THE EXERCISE — Return every line below as is, leaving out the pictures.

Lines of data
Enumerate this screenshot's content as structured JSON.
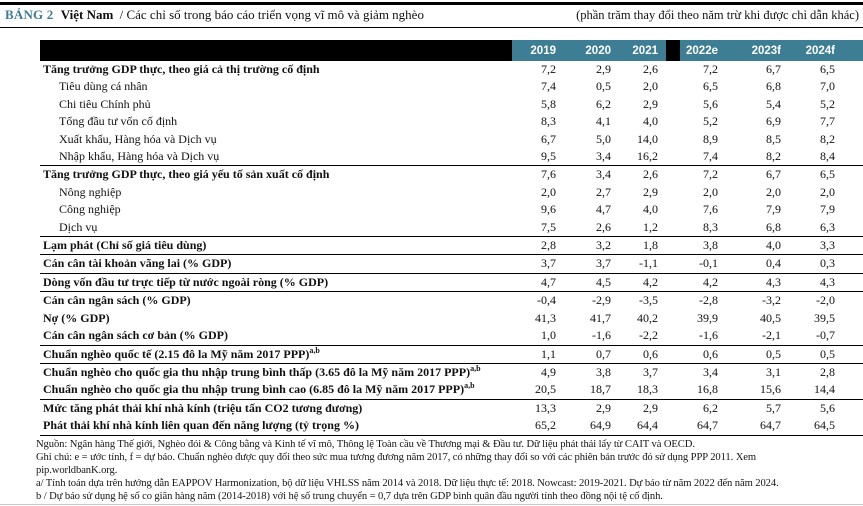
{
  "header": {
    "tag": "BẢNG 2",
    "country": "Việt Nam",
    "subtitle": "/ Các chỉ số trong báo cáo triển vọng vĩ mô và giảm nghèo",
    "units_note": "(phần trăm thay đổi theo năm trừ khi được chỉ dẫn khác)"
  },
  "colors": {
    "accent_teal": "#3e7e94",
    "header_band": "#000000"
  },
  "table": {
    "columns": [
      "2019",
      "2020",
      "2021",
      "2022e",
      "2023f",
      "2024f"
    ],
    "rows": [
      {
        "label": "Tăng trưởng GDP thực, theo giá cả thị trường cố định",
        "bold": true,
        "values": [
          "7,2",
          "2,9",
          "2,6",
          "7,2",
          "6,7",
          "6,5"
        ]
      },
      {
        "label": "Tiêu dùng cá nhân",
        "indent": true,
        "values": [
          "7,4",
          "0,5",
          "2,0",
          "6,5",
          "6,8",
          "7,0"
        ]
      },
      {
        "label": "Chi tiêu Chính phủ",
        "indent": true,
        "values": [
          "5,8",
          "6,2",
          "2,9",
          "5,6",
          "5,4",
          "5,2"
        ]
      },
      {
        "label": "Tổng đầu tư vốn cố định",
        "indent": true,
        "values": [
          "8,3",
          "4,1",
          "4,0",
          "5,2",
          "6,9",
          "7,7"
        ]
      },
      {
        "label": "Xuất khẩu, Hàng hóa và Dịch vụ",
        "indent": true,
        "values": [
          "6,7",
          "5,0",
          "14,0",
          "8,9",
          "8,5",
          "8,2"
        ]
      },
      {
        "label": "Nhập khẩu, Hàng hóa và Dịch vụ",
        "indent": true,
        "section_end": true,
        "values": [
          "9,5",
          "3,4",
          "16,2",
          "7,4",
          "8,2",
          "8,4"
        ]
      },
      {
        "label": "Tăng trưởng GDP thực, theo giá yếu tố sản xuất cố định",
        "bold": true,
        "values": [
          "7,6",
          "3,4",
          "2,6",
          "7,2",
          "6,7",
          "6,5"
        ]
      },
      {
        "label": "Nông nghiệp",
        "indent": true,
        "values": [
          "2,0",
          "2,7",
          "2,9",
          "2,0",
          "2,0",
          "2,0"
        ]
      },
      {
        "label": "Công nghiệp",
        "indent": true,
        "values": [
          "9,6",
          "4,7",
          "4,0",
          "7,6",
          "7,9",
          "7,9"
        ]
      },
      {
        "label": "Dịch vụ",
        "indent": true,
        "section_end": true,
        "values": [
          "7,5",
          "2,6",
          "1,2",
          "8,3",
          "6,8",
          "6,3"
        ]
      },
      {
        "label": "Lạm phát (Chỉ số giá tiêu dùng)",
        "bold": true,
        "section_end": true,
        "values": [
          "2,8",
          "3,2",
          "1,8",
          "3,8",
          "4,0",
          "3,3"
        ]
      },
      {
        "label": "Cán cân tài khoản vãng lai (% GDP)",
        "bold": true,
        "section_end": true,
        "values": [
          "3,7",
          "3,7",
          "-1,1",
          "-0,1",
          "0,4",
          "0,3"
        ]
      },
      {
        "label": "Dòng vốn đầu tư trực tiếp từ nước ngoài ròng (% GDP)",
        "bold": true,
        "section_end": true,
        "values": [
          "4,7",
          "4,5",
          "4,2",
          "4,2",
          "4,3",
          "4,3"
        ]
      },
      {
        "label": "Cán cân ngân sách (% GDP)",
        "bold": true,
        "values": [
          "-0,4",
          "-2,9",
          "-3,5",
          "-2,8",
          "-3,2",
          "-2,0"
        ]
      },
      {
        "label": "Nợ (% GDP)",
        "bold": true,
        "values": [
          "41,3",
          "41,7",
          "40,2",
          "39,9",
          "40,5",
          "39,5"
        ]
      },
      {
        "label": "Cán cân ngân sách cơ bản (% GDP)",
        "bold": true,
        "section_end": true,
        "values": [
          "1,0",
          "-1,6",
          "-2,2",
          "-1,6",
          "-2,1",
          "-0,7"
        ]
      },
      {
        "label": "Chuẩn nghèo quốc tế (2.15 đô la Mỹ năm 2017 PPP)",
        "sup": "a,b",
        "bold": true,
        "section_end": true,
        "values": [
          "1,1",
          "0,7",
          "0,6",
          "0,6",
          "0,5",
          "0,5"
        ]
      },
      {
        "label": "Chuẩn nghèo cho quốc gia thu nhập trung bình thấp (3.65 đô la Mỹ năm 2017 PPP)",
        "sup": "a,b",
        "bold": true,
        "values": [
          "4,9",
          "3,8",
          "3,7",
          "3,4",
          "3,1",
          "2,8"
        ]
      },
      {
        "label": "Chuẩn nghèo cho quốc gia thu nhập trung bình cao (6.85 đô la Mỹ năm 2017 PPP)",
        "sup": "a,b",
        "bold": true,
        "section_end": true,
        "values": [
          "20,5",
          "18,7",
          "18,3",
          "16,8",
          "15,6",
          "14,4"
        ]
      },
      {
        "label": "Mức tăng phát thải khí nhà kính (triệu tấn CO2 tương đương)",
        "bold": true,
        "values": [
          "13,3",
          "2,9",
          "2,9",
          "6,2",
          "5,7",
          "5,6"
        ]
      },
      {
        "label": "Phát thải khí nhà kính liên quan đến năng lượng (tỷ trọng %)",
        "bold": true,
        "section_end": true,
        "values": [
          "65,2",
          "64,9",
          "64,4",
          "64,7",
          "64,7",
          "64,5"
        ]
      }
    ]
  },
  "footnotes": {
    "lines": [
      "Nguồn: Ngân hàng Thế giới, Nghèo đói & Công bằng và Kinh tế vĩ mô, Thông lệ Toàn cầu về Thương mại & Đầu tư. Dữ liệu phát thải lấy từ CAIT và OECD.",
      "Ghi chú: e = ước tính, f = dự báo. Chuẩn nghèo được quy đổi theo sức mua tương đương năm 2017, có những thay đổi so với các phiên bản trước đó sử dụng PPP 2011. Xem",
      "pip.worldbanK.org.",
      "a/ Tính toán dựa trên hướng dẫn EAPPOV Harmonization, bộ dữ liệu VHLSS năm 2014 và 2018. Dữ liệu thực tế: 2018. Nowcast: 2019-2021. Dự báo từ năm 2022 đến năm 2024.",
      "b / Dự báo sử dụng hệ số co giãn hàng năm (2014-2018) với hệ số trung chuyển = 0,7 dựa trên GDP bình quân đầu người tính theo đồng nội tệ cố định."
    ]
  }
}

FINISHED TASK —
Enumerate this screenshot's content as structured JSON.
{
  "header": {
    "tag": "BẢNG 2",
    "country": "Việt Nam",
    "subtitle": "/ Các chỉ số trong báo cáo triển vọng vĩ mô và giảm nghèo",
    "units_note": "(phần trăm thay đổi theo năm trừ khi được chỉ dẫn khác)"
  },
  "colors": {
    "accent_teal": "#3e7e94",
    "header_band": "#000000"
  },
  "table": {
    "columns": [
      "2019",
      "2020",
      "2021",
      "2022e",
      "2023f",
      "2024f"
    ],
    "rows": [
      {
        "label": "Tăng trưởng GDP thực, theo giá cả thị trường cố định",
        "bold": true,
        "values": [
          "7,2",
          "2,9",
          "2,6",
          "7,2",
          "6,7",
          "6,5"
        ]
      },
      {
        "label": "Tiêu dùng cá nhân",
        "indent": true,
        "values": [
          "7,4",
          "0,5",
          "2,0",
          "6,5",
          "6,8",
          "7,0"
        ]
      },
      {
        "label": "Chi tiêu Chính phủ",
        "indent": true,
        "values": [
          "5,8",
          "6,2",
          "2,9",
          "5,6",
          "5,4",
          "5,2"
        ]
      },
      {
        "label": "Tổng đầu tư vốn cố định",
        "indent": true,
        "values": [
          "8,3",
          "4,1",
          "4,0",
          "5,2",
          "6,9",
          "7,7"
        ]
      },
      {
        "label": "Xuất khẩu, Hàng hóa và Dịch vụ",
        "indent": true,
        "values": [
          "6,7",
          "5,0",
          "14,0",
          "8,9",
          "8,5",
          "8,2"
        ]
      },
      {
        "label": "Nhập khẩu, Hàng hóa và Dịch vụ",
        "indent": true,
        "section_end": true,
        "values": [
          "9,5",
          "3,4",
          "16,2",
          "7,4",
          "8,2",
          "8,4"
        ]
      },
      {
        "label": "Tăng trưởng GDP thực, theo giá yếu tố sản xuất cố định",
        "bold": true,
        "values": [
          "7,6",
          "3,4",
          "2,6",
          "7,2",
          "6,7",
          "6,5"
        ]
      },
      {
        "label": "Nông nghiệp",
        "indent": true,
        "values": [
          "2,0",
          "2,7",
          "2,9",
          "2,0",
          "2,0",
          "2,0"
        ]
      },
      {
        "label": "Công nghiệp",
        "indent": true,
        "values": [
          "9,6",
          "4,7",
          "4,0",
          "7,6",
          "7,9",
          "7,9"
        ]
      },
      {
        "label": "Dịch vụ",
        "indent": true,
        "section_end": true,
        "values": [
          "7,5",
          "2,6",
          "1,2",
          "8,3",
          "6,8",
          "6,3"
        ]
      },
      {
        "label": "Lạm phát (Chỉ số giá tiêu dùng)",
        "bold": true,
        "section_end": true,
        "values": [
          "2,8",
          "3,2",
          "1,8",
          "3,8",
          "4,0",
          "3,3"
        ]
      },
      {
        "label": "Cán cân tài khoản vãng lai (% GDP)",
        "bold": true,
        "section_end": true,
        "values": [
          "3,7",
          "3,7",
          "-1,1",
          "-0,1",
          "0,4",
          "0,3"
        ]
      },
      {
        "label": "Dòng vốn đầu tư trực tiếp từ nước ngoài ròng (% GDP)",
        "bold": true,
        "section_end": true,
        "values": [
          "4,7",
          "4,5",
          "4,2",
          "4,2",
          "4,3",
          "4,3"
        ]
      },
      {
        "label": "Cán cân ngân sách (% GDP)",
        "bold": true,
        "values": [
          "-0,4",
          "-2,9",
          "-3,5",
          "-2,8",
          "-3,2",
          "-2,0"
        ]
      },
      {
        "label": "Nợ (% GDP)",
        "bold": true,
        "values": [
          "41,3",
          "41,7",
          "40,2",
          "39,9",
          "40,5",
          "39,5"
        ]
      },
      {
        "label": "Cán cân ngân sách cơ bản (% GDP)",
        "bold": true,
        "section_end": true,
        "values": [
          "1,0",
          "-1,6",
          "-2,2",
          "-1,6",
          "-2,1",
          "-0,7"
        ]
      },
      {
        "label": "Chuẩn nghèo quốc tế (2.15 đô la Mỹ năm 2017 PPP)",
        "sup": "a,b",
        "bold": true,
        "section_end": true,
        "values": [
          "1,1",
          "0,7",
          "0,6",
          "0,6",
          "0,5",
          "0,5"
        ]
      },
      {
        "label": "Chuẩn nghèo cho quốc gia thu nhập trung bình thấp (3.65 đô la Mỹ năm 2017 PPP)",
        "sup": "a,b",
        "bold": true,
        "values": [
          "4,9",
          "3,8",
          "3,7",
          "3,4",
          "3,1",
          "2,8"
        ]
      },
      {
        "label": "Chuẩn nghèo cho quốc gia thu nhập trung bình cao (6.85 đô la Mỹ năm 2017 PPP)",
        "sup": "a,b",
        "bold": true,
        "section_end": true,
        "values": [
          "20,5",
          "18,7",
          "18,3",
          "16,8",
          "15,6",
          "14,4"
        ]
      },
      {
        "label": "Mức tăng phát thải khí nhà kính (triệu tấn CO2 tương đương)",
        "bold": true,
        "values": [
          "13,3",
          "2,9",
          "2,9",
          "6,2",
          "5,7",
          "5,6"
        ]
      },
      {
        "label": "Phát thải khí nhà kính liên quan đến năng lượng (tỷ trọng %)",
        "bold": true,
        "section_end": true,
        "values": [
          "65,2",
          "64,9",
          "64,4",
          "64,7",
          "64,7",
          "64,5"
        ]
      }
    ]
  },
  "footnotes": {
    "lines": [
      "Nguồn: Ngân hàng Thế giới, Nghèo đói & Công bằng và Kinh tế vĩ mô, Thông lệ Toàn cầu về Thương mại & Đầu tư. Dữ liệu phát thải lấy từ CAIT và OECD.",
      "Ghi chú: e = ước tính, f = dự báo. Chuẩn nghèo được quy đổi theo sức mua tương đương năm 2017, có những thay đổi so với các phiên bản trước đó sử dụng PPP 2011. Xem",
      "pip.worldbanK.org.",
      "a/ Tính toán dựa trên hướng dẫn EAPPOV Harmonization, bộ dữ liệu VHLSS năm 2014 và 2018. Dữ liệu thực tế: 2018. Nowcast: 2019-2021. Dự báo từ năm 2022 đến năm 2024.",
      "b / Dự báo sử dụng hệ số co giãn hàng năm (2014-2018) với hệ số trung chuyển = 0,7 dựa trên GDP bình quân đầu người tính theo đồng nội tệ cố định."
    ]
  }
}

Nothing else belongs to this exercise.